Task to complete:
Retype all material exactly. Pictures stay out of the copy.
== == ==
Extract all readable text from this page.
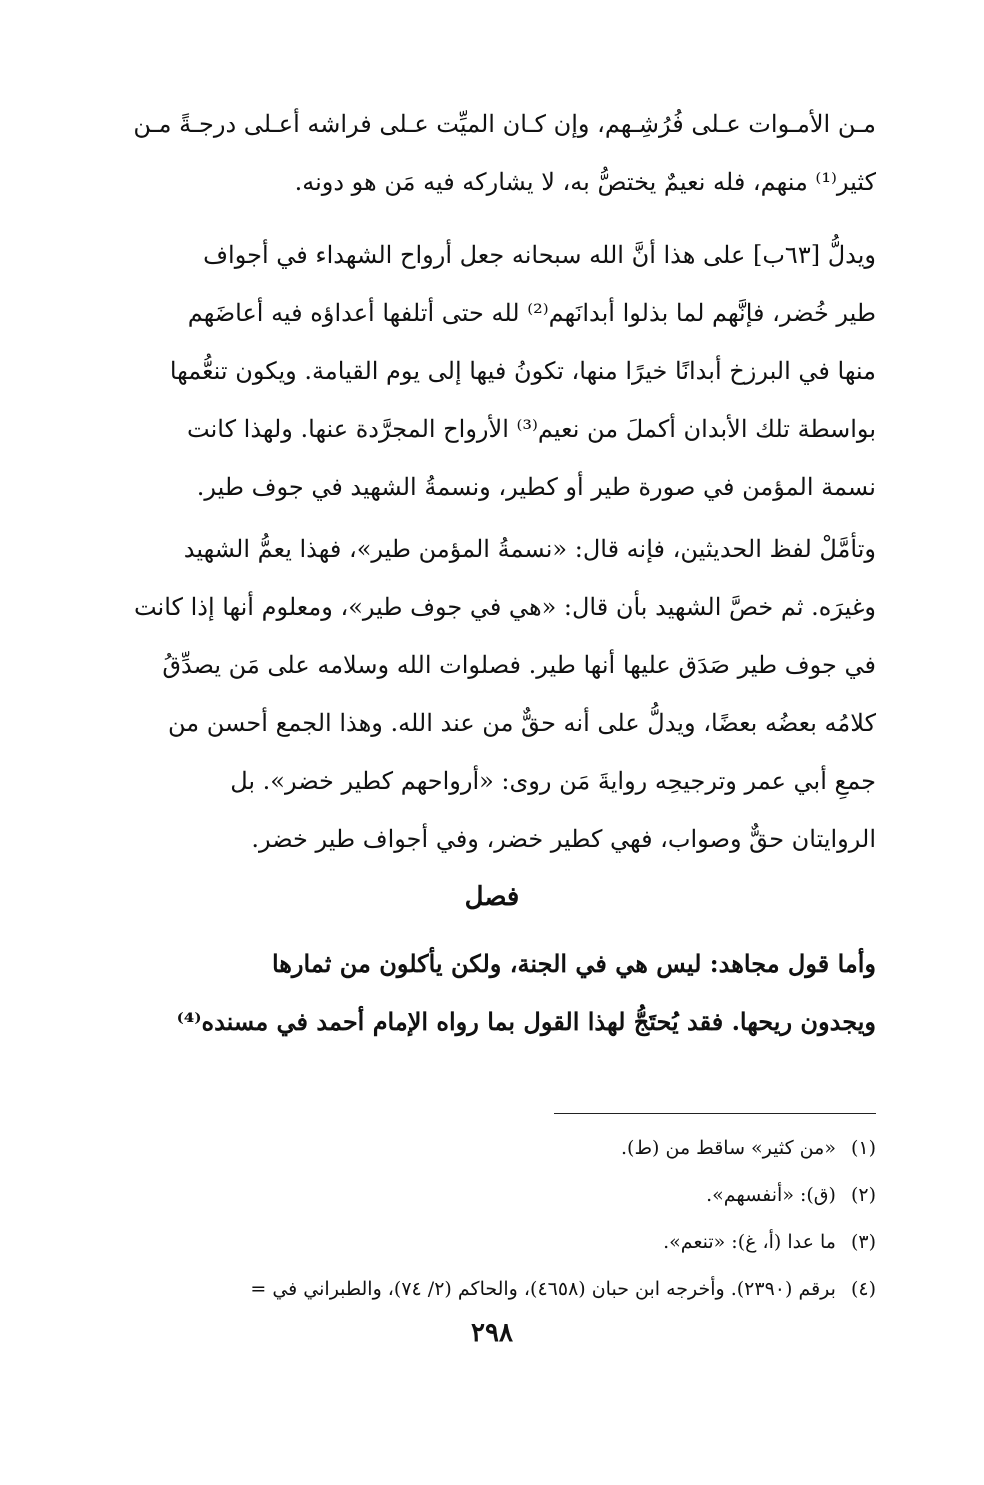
مـن الأمـوات عـلى فُرُشِـهم، وإن كـان الميِّت عـلى فراشه أعـلى درجـةً مـن
كثير⁽¹⁾ منهم، فله نعيمٌ يختصُّ به، لا يشاركه فيه مَن هو دونه.
ويدلُّ [٦٣ب] على هذا أنَّ الله سبحانه جعل أرواح الشهداء في أجواف
طير خُضر، فإنَّهم لما بذلوا أبدانَهم⁽²⁾ لله حتى أتلفها أعداؤه فيه أعاضَهم
منها في البرزخ أبدانًا خيرًا منها، تكونُ فيها إلى يوم القيامة. ويكون تنعُّمها
بواسطة تلك الأبدان أكملَ من نعيم⁽³⁾ الأرواح المجرَّدة عنها. ولهذا كانت
نسمة المؤمن في صورة طير أو كطير، ونسمةُ الشهيد في جوف طير.
وتأمَّلْ لفظ الحديثين، فإنه قال: «نسمةُ المؤمن طير»، فهذا يعمُّ الشهيد
وغيرَه. ثم خصَّ الشهيد بأن قال: «هي في جوف طير»، ومعلوم أنها إذا كانت
في جوف طير صَدَق عليها أنها طير. فصلوات الله وسلامه على مَن يصدِّقُ
كلامُه بعضُه بعضًا، ويدلُّ على أنه حقٌّ من عند الله. وهذا الجمع أحسن من
جمعِ أبي عمر وترجيحِه روايةَ مَن روى: «أرواحهم كطير خضر». بل
الروايتان حقٌّ وصواب، فهي كطير خضر، وفي أجواف طير خضر.
فصل
وأما قول مجاهد: ليس هي في الجنة، ولكن يأكلون من ثمارها
ويجدون ريحها. فقد يُحتَجُّ لهذا القول بما رواه الإمام أحمد في مسنده⁽⁴⁾
(١) «من كثير» ساقط من (ط).
(٢) (ق): «أنفسهم».
(٣) ما عدا (أ، غ): «تنعم».
(٤) برقم (٢٣٩٠). وأخرجه ابن حبان (٤٦٥٨)، والحاكم (٢/ ٧٤)، والطبراني في =
٢٩٨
== == ==
Full response:
Extract all readable text from this page.
مـن الأمـوات عـلى فُرُشِـهم، وإن كـان الميِّت عـلى فراشه أعـلى درجـةً مـن
كثير⁽¹⁾ منهم، فله نعيمٌ يختصُّ به، لا يشاركه فيه مَن هو دونه.
ويدلُّ [٦٣ب] على هذا أنَّ الله سبحانه جعل أرواح الشهداء في أجواف
طير خُضر، فإنَّهم لما بذلوا أبدانَهم⁽²⁾ لله حتى أتلفها أعداؤه فيه أعاضَهم
منها في البرزخ أبدانًا خيرًا منها، تكونُ فيها إلى يوم القيامة. ويكون تنعُّمها
بواسطة تلك الأبدان أكملَ من نعيم⁽³⁾ الأرواح المجرَّدة عنها. ولهذا كانت
نسمة المؤمن في صورة طير أو كطير، ونسمةُ الشهيد في جوف طير.
وتأمَّلْ لفظ الحديثين، فإنه قال: «نسمةُ المؤمن طير»، فهذا يعمُّ الشهيد
وغيرَه. ثم خصَّ الشهيد بأن قال: «هي في جوف طير»، ومعلوم أنها إذا كانت
في جوف طير صَدَق عليها أنها طير. فصلوات الله وسلامه على مَن يصدِّقُ
كلامُه بعضُه بعضًا، ويدلُّ على أنه حقٌّ من عند الله. وهذا الجمع أحسن من
جمعِ أبي عمر وترجيحِه روايةَ مَن روى: «أرواحهم كطير خضر». بل
الروايتان حقٌّ وصواب، فهي كطير خضر، وفي أجواف طير خضر.
فصل
وأما قول مجاهد: ليس هي في الجنة، ولكن يأكلون من ثمارها
ويجدون ريحها. فقد يُحتَجُّ لهذا القول بما رواه الإمام أحمد في مسنده⁽⁴⁾
(١) «من كثير» ساقط من (ط).
(٢) (ق): «أنفسهم».
(٣) ما عدا (أ، غ): «تنعم».
(٤) برقم (٢٣٩٠). وأخرجه ابن حبان (٤٦٥٨)، والحاكم (٢/ ٧٤)، والطبراني في =
٢٩٨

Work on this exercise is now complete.